_Task instructions_
Reproduce verbatim every line of the items from the very first line through the line containing "The tolerance range 26 is at (242, 34).", including both of those lines.

_Records for this task_
★ ★ ★

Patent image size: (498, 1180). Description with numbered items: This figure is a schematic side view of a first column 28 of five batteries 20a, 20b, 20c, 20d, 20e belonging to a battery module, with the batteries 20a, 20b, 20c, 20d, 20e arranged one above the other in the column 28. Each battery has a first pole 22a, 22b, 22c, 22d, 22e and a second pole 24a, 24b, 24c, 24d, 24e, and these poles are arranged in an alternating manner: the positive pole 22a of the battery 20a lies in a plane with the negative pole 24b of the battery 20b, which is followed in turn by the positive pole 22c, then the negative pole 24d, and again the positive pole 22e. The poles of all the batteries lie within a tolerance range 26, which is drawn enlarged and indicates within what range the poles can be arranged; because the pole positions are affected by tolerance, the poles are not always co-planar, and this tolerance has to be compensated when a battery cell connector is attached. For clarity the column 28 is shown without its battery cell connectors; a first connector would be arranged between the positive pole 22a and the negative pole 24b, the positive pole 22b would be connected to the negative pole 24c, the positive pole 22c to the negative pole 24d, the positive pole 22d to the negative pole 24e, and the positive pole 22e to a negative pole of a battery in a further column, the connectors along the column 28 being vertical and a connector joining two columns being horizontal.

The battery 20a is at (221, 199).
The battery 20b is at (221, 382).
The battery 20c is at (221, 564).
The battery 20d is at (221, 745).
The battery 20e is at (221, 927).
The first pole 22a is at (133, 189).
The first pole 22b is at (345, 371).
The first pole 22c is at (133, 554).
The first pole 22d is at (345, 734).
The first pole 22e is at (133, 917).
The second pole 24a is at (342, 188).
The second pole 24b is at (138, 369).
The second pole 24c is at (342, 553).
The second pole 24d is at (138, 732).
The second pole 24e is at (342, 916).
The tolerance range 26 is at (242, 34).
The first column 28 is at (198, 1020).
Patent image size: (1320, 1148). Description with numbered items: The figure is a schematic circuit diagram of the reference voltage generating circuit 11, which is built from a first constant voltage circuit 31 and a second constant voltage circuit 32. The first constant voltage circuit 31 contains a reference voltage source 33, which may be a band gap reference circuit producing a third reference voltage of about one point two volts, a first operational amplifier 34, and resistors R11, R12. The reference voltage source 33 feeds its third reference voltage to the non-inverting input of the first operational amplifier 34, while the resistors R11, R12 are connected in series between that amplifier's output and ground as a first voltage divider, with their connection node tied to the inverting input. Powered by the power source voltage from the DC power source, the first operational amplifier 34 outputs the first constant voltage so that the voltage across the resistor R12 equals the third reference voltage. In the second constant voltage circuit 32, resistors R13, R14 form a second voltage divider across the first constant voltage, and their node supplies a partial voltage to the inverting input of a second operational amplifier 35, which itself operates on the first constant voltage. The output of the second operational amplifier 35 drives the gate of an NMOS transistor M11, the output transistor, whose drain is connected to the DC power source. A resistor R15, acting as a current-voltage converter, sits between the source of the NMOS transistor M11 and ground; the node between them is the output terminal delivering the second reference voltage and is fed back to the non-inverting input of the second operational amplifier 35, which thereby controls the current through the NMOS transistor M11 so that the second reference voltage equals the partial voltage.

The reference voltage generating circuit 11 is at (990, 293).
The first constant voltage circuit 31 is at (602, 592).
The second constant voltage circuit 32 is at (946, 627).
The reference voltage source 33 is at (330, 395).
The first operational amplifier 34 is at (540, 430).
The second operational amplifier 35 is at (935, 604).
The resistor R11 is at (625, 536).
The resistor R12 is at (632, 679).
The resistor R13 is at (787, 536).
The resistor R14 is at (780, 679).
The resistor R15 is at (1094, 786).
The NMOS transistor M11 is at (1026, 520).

★ ★ ★

_Finished task_
Patent image size: (498, 1180). Description with numbered items: This figure is a schematic side view of a first column 28 of five batteries 20a, 20b, 20c, 20d, 20e belonging to a battery module, with the batteries 20a, 20b, 20c, 20d, 20e arranged one above the other in the column 28. Each battery has a first pole 22a, 22b, 22c, 22d, 22e and a second pole 24a, 24b, 24c, 24d, 24e, and these poles are arranged in an alternating manner: the positive pole 22a of the battery 20a lies in a plane with the negative pole 24b of the battery 20b, which is followed in turn by the positive pole 22c, then the negative pole 24d, and again the positive pole 22e. The poles of all the batteries lie within a tolerance range 26, which is drawn enlarged and indicates within what range the poles can be arranged; because the pole positions are affected by tolerance, the poles are not always co-planar, and this tolerance has to be compensated when a battery cell connector is attached. For clarity the column 28 is shown without its battery cell connectors; a first connector would be arranged between the positive pole 22a and the negative pole 24b, the positive pole 22b would be connected to the negative pole 24c, the positive pole 22c to the negative pole 24d, the positive pole 22d to the negative pole 24e, and the positive pole 22e to a negative pole of a battery in a further column, the connectors along the column 28 being vertical and a connector joining two columns being horizontal.

The battery 20a is at (221, 199).
The battery 20b is at (221, 382).
The battery 20c is at (221, 564).
The battery 20d is at (221, 745).
The battery 20e is at (221, 927).
The first pole 22a is at (133, 189).
The first pole 22b is at (345, 371).
The first pole 22c is at (133, 554).
The first pole 22d is at (345, 734).
The first pole 22e is at (133, 917).
The second pole 24a is at (342, 188).
The second pole 24b is at (138, 369).
The second pole 24c is at (342, 553).
The second pole 24d is at (138, 732).
The second pole 24e is at (342, 916).
The tolerance range 26 is at (242, 34).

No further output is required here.